Extracted data entries >>
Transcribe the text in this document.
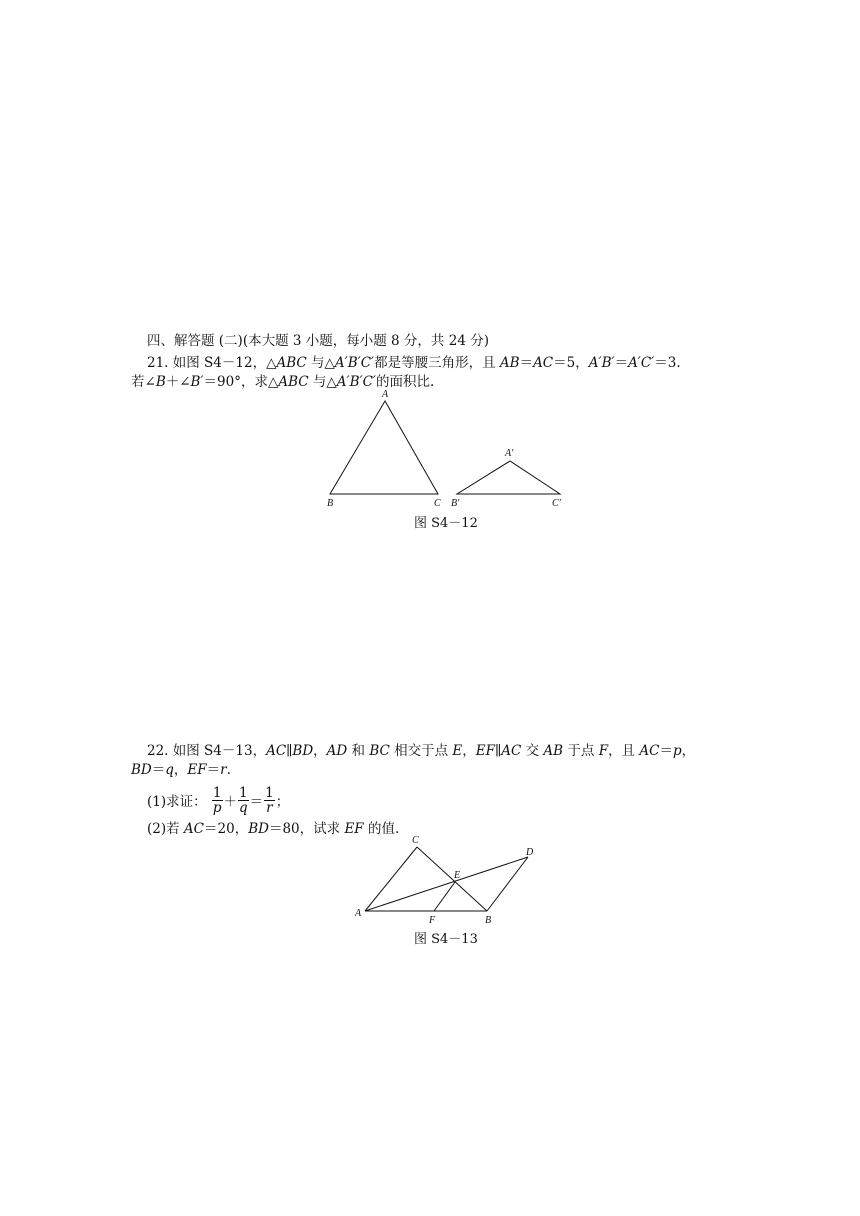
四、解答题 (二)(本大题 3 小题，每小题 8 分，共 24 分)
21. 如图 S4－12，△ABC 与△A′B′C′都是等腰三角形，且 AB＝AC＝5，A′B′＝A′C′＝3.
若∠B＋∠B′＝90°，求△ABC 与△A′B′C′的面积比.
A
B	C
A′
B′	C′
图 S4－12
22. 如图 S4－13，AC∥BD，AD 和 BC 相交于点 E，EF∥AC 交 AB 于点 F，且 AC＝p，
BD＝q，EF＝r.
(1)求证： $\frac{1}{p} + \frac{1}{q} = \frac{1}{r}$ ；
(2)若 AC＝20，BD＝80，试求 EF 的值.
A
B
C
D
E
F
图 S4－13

--

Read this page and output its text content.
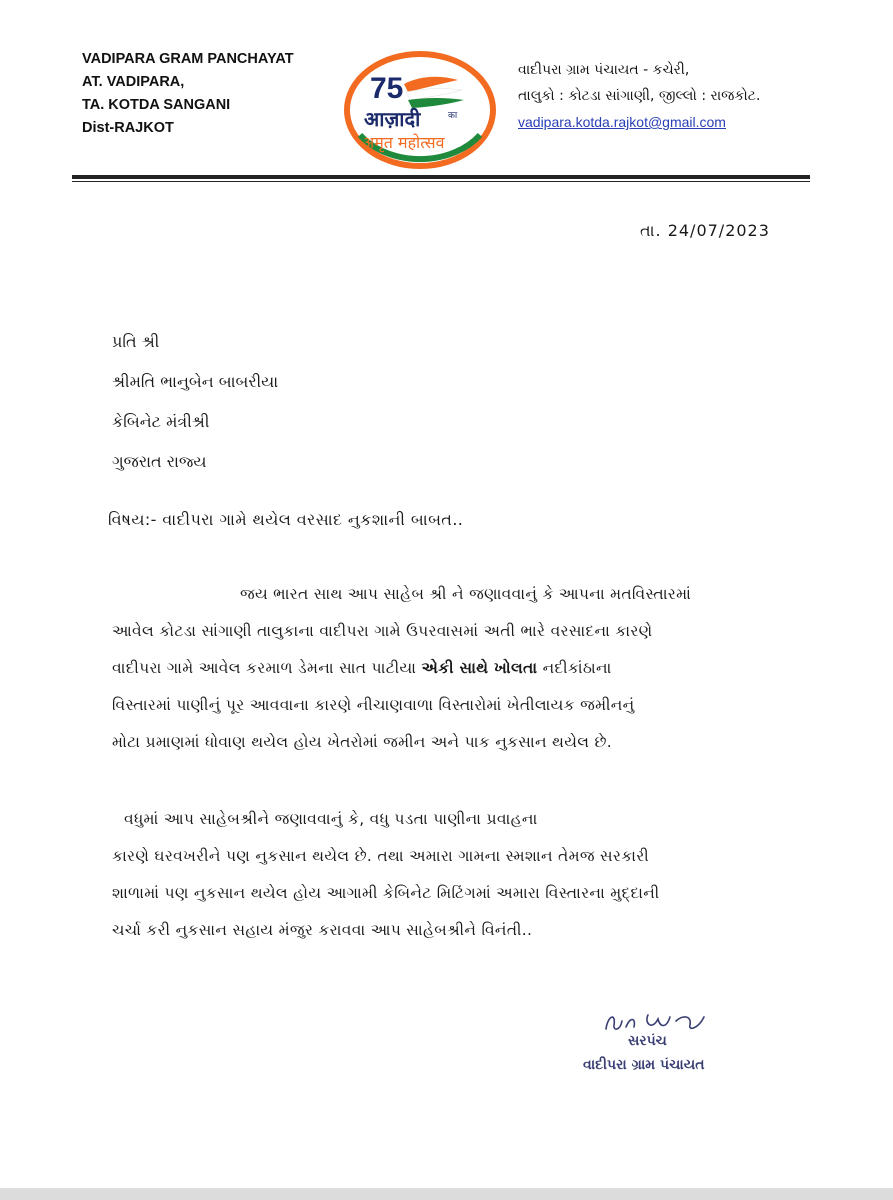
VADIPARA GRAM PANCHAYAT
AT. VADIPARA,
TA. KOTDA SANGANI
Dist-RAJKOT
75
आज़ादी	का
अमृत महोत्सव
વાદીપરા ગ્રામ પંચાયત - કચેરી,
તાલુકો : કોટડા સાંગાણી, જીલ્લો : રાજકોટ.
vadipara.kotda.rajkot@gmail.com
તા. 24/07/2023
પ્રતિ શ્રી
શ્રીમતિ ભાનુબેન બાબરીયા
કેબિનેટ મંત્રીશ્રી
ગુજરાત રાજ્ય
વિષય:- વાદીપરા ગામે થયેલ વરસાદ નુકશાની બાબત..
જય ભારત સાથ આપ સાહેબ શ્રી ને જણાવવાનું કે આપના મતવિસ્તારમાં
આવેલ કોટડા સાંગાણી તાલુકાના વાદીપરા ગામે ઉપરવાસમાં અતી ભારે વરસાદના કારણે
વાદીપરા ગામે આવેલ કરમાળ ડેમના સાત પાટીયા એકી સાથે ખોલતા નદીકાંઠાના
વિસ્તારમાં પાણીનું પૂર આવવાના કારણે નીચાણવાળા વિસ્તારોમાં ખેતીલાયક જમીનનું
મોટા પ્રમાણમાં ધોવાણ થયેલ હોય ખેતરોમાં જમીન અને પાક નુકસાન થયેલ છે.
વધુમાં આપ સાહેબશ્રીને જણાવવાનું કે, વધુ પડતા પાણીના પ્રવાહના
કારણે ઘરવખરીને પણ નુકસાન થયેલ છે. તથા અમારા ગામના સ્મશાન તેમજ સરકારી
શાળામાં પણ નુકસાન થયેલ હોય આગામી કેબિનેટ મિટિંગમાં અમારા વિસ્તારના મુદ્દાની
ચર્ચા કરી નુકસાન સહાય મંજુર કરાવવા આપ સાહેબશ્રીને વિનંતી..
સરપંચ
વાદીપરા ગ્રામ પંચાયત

...

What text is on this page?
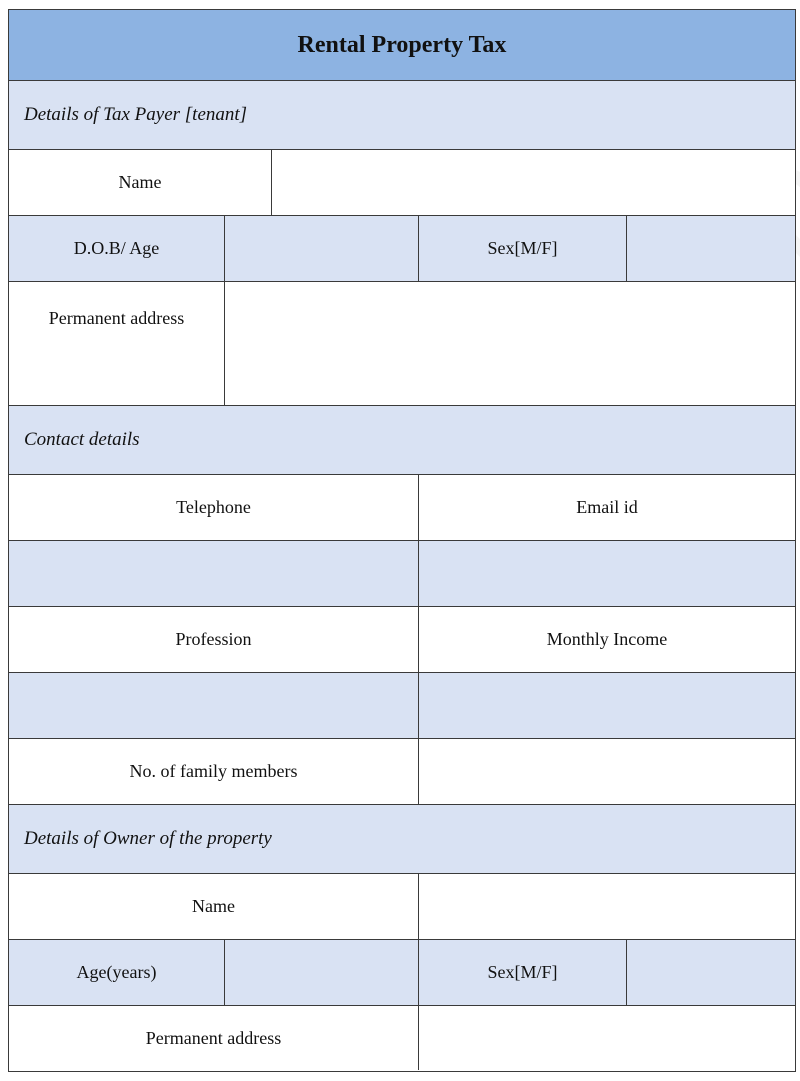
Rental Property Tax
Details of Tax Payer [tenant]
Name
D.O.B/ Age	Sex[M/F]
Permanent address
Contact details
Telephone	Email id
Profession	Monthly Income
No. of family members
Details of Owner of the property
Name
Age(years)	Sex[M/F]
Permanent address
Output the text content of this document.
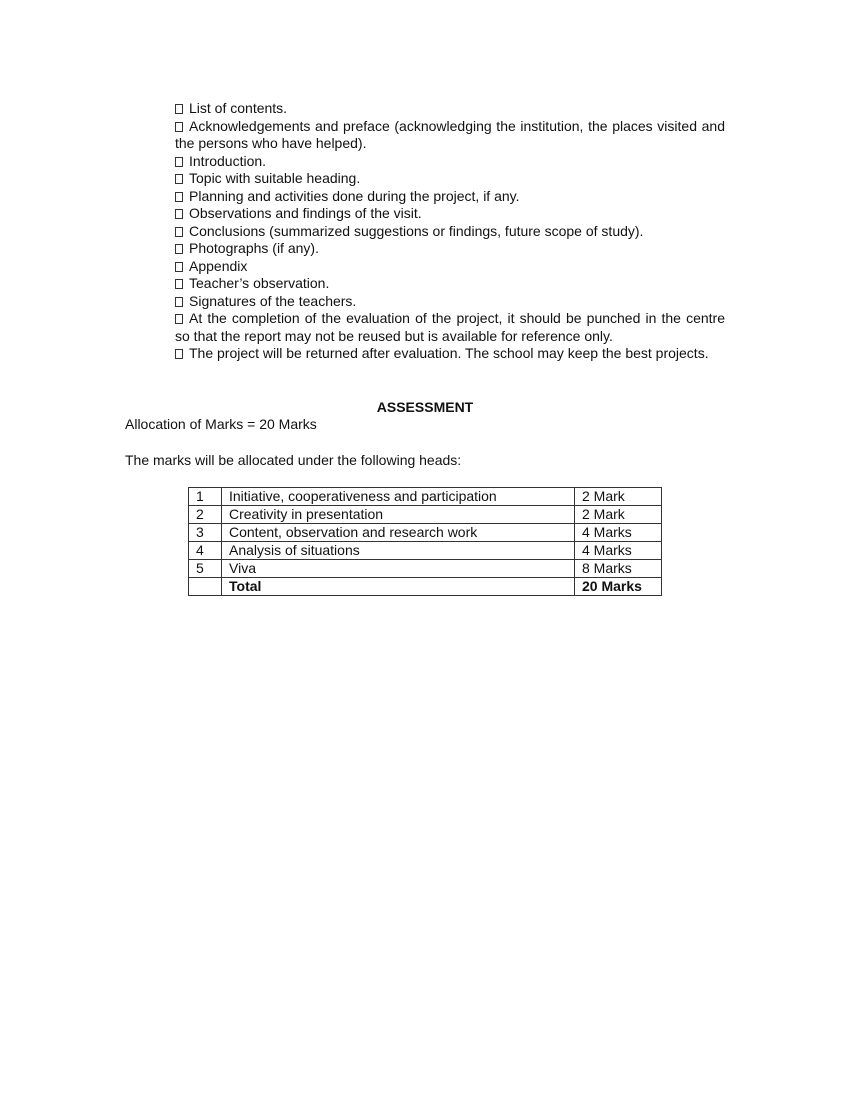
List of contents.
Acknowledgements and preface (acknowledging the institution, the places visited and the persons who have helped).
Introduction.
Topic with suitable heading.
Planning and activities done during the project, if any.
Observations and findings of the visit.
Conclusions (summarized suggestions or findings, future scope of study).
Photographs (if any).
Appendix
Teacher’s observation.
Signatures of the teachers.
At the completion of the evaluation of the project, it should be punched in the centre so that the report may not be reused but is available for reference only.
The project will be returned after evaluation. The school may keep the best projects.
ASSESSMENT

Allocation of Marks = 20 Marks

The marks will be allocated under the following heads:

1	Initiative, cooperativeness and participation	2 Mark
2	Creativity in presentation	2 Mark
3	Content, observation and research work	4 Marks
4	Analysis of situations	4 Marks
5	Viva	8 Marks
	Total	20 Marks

Directions >>
Search the lines for the string "project" and copy every line that has it.

Exercise result >>
Planning and activities done during the project, if any.
At the completion of the evaluation of the project, it should be punched in the centre so that the report may not be reused but is available for reference only.
The project will be returned after evaluation. The school may keep the best projects.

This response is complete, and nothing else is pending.